◆ **Material for this exercise**:

-- -- --

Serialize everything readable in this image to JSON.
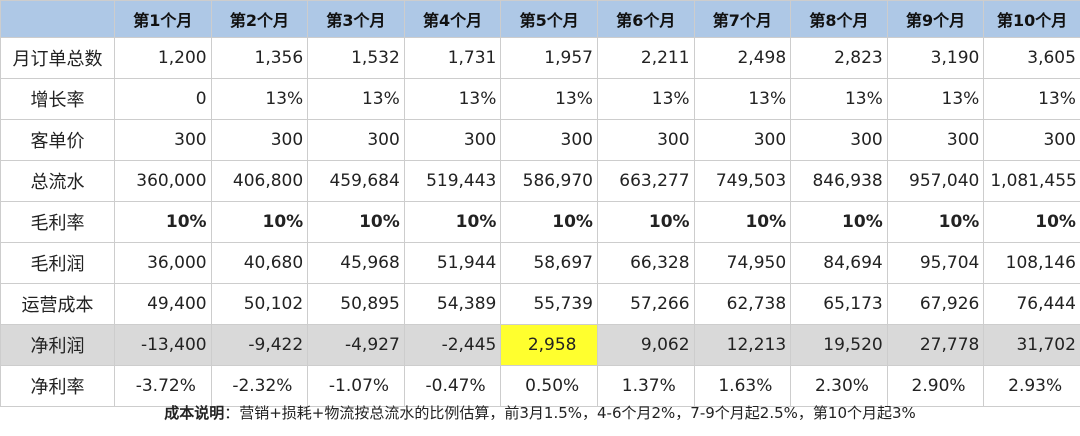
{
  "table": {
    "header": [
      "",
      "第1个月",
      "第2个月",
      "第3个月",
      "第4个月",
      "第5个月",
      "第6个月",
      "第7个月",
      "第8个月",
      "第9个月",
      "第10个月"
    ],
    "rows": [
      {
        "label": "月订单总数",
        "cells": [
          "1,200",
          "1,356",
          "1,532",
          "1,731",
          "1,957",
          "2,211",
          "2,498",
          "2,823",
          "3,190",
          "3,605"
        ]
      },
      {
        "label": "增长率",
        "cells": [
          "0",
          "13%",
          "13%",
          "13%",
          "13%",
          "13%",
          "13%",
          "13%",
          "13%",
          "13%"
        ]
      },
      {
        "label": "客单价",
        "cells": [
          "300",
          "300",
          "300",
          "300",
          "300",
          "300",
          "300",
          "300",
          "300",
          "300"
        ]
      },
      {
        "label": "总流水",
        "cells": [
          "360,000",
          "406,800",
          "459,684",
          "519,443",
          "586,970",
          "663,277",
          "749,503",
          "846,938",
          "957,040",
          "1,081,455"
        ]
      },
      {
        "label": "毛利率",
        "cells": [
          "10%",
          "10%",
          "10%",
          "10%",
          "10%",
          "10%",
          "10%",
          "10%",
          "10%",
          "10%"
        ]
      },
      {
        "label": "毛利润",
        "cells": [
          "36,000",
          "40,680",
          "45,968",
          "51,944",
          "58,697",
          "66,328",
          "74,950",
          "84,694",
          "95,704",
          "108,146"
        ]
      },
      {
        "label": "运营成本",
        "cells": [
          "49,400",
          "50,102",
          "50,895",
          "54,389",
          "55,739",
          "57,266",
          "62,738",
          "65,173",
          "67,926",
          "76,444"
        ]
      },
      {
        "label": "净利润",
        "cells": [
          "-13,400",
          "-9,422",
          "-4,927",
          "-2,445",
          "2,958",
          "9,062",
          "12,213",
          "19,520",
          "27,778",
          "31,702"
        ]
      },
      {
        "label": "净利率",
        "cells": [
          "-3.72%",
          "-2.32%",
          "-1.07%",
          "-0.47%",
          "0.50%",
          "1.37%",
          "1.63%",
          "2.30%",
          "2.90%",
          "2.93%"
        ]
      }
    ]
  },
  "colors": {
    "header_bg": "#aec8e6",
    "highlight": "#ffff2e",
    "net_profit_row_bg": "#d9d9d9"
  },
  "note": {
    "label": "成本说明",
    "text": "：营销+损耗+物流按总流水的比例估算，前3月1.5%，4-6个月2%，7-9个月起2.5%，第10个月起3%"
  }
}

-- -- --

◆ **Aim of the task**: Reproduce the data word for word, excluding its pictures.

◆ **Task response**:
Serialize everything readable in this image to JSON.
{
  "table": {
    "header": [
      "",
      "第1个月",
      "第2个月",
      "第3个月",
      "第4个月",
      "第5个月",
      "第6个月",
      "第7个月",
      "第8个月",
      "第9个月",
      "第10个月"
    ],
    "rows": [
      {
        "label": "月订单总数",
        "cells": [
          "1,200",
          "1,356",
          "1,532",
          "1,731",
          "1,957",
          "2,211",
          "2,498",
          "2,823",
          "3,190",
          "3,605"
        ]
      },
      {
        "label": "增长率",
        "cells": [
          "0",
          "13%",
          "13%",
          "13%",
          "13%",
          "13%",
          "13%",
          "13%",
          "13%",
          "13%"
        ]
      },
      {
        "label": "客单价",
        "cells": [
          "300",
          "300",
          "300",
          "300",
          "300",
          "300",
          "300",
          "300",
          "300",
          "300"
        ]
      },
      {
        "label": "总流水",
        "cells": [
          "360,000",
          "406,800",
          "459,684",
          "519,443",
          "586,970",
          "663,277",
          "749,503",
          "846,938",
          "957,040",
          "1,081,455"
        ]
      },
      {
        "label": "毛利率",
        "cells": [
          "10%",
          "10%",
          "10%",
          "10%",
          "10%",
          "10%",
          "10%",
          "10%",
          "10%",
          "10%"
        ]
      },
      {
        "label": "毛利润",
        "cells": [
          "36,000",
          "40,680",
          "45,968",
          "51,944",
          "58,697",
          "66,328",
          "74,950",
          "84,694",
          "95,704",
          "108,146"
        ]
      },
      {
        "label": "运营成本",
        "cells": [
          "49,400",
          "50,102",
          "50,895",
          "54,389",
          "55,739",
          "57,266",
          "62,738",
          "65,173",
          "67,926",
          "76,444"
        ]
      },
      {
        "label": "净利润",
        "cells": [
          "-13,400",
          "-9,422",
          "-4,927",
          "-2,445",
          "2,958",
          "9,062",
          "12,213",
          "19,520",
          "27,778",
          "31,702"
        ]
      },
      {
        "label": "净利率",
        "cells": [
          "-3.72%",
          "-2.32%",
          "-1.07%",
          "-0.47%",
          "0.50%",
          "1.37%",
          "1.63%",
          "2.30%",
          "2.90%",
          "2.93%"
        ]
      }
    ]
  },
  "colors": {
    "header_bg": "#aec8e6",
    "highlight": "#ffff2e",
    "net_profit_row_bg": "#d9d9d9"
  },
  "note": {
    "label": "成本说明",
    "text": "：营销+损耗+物流按总流水的比例估算，前3月1.5%，4-6个月2%，7-9个月起2.5%，第10个月起3%"
  }
}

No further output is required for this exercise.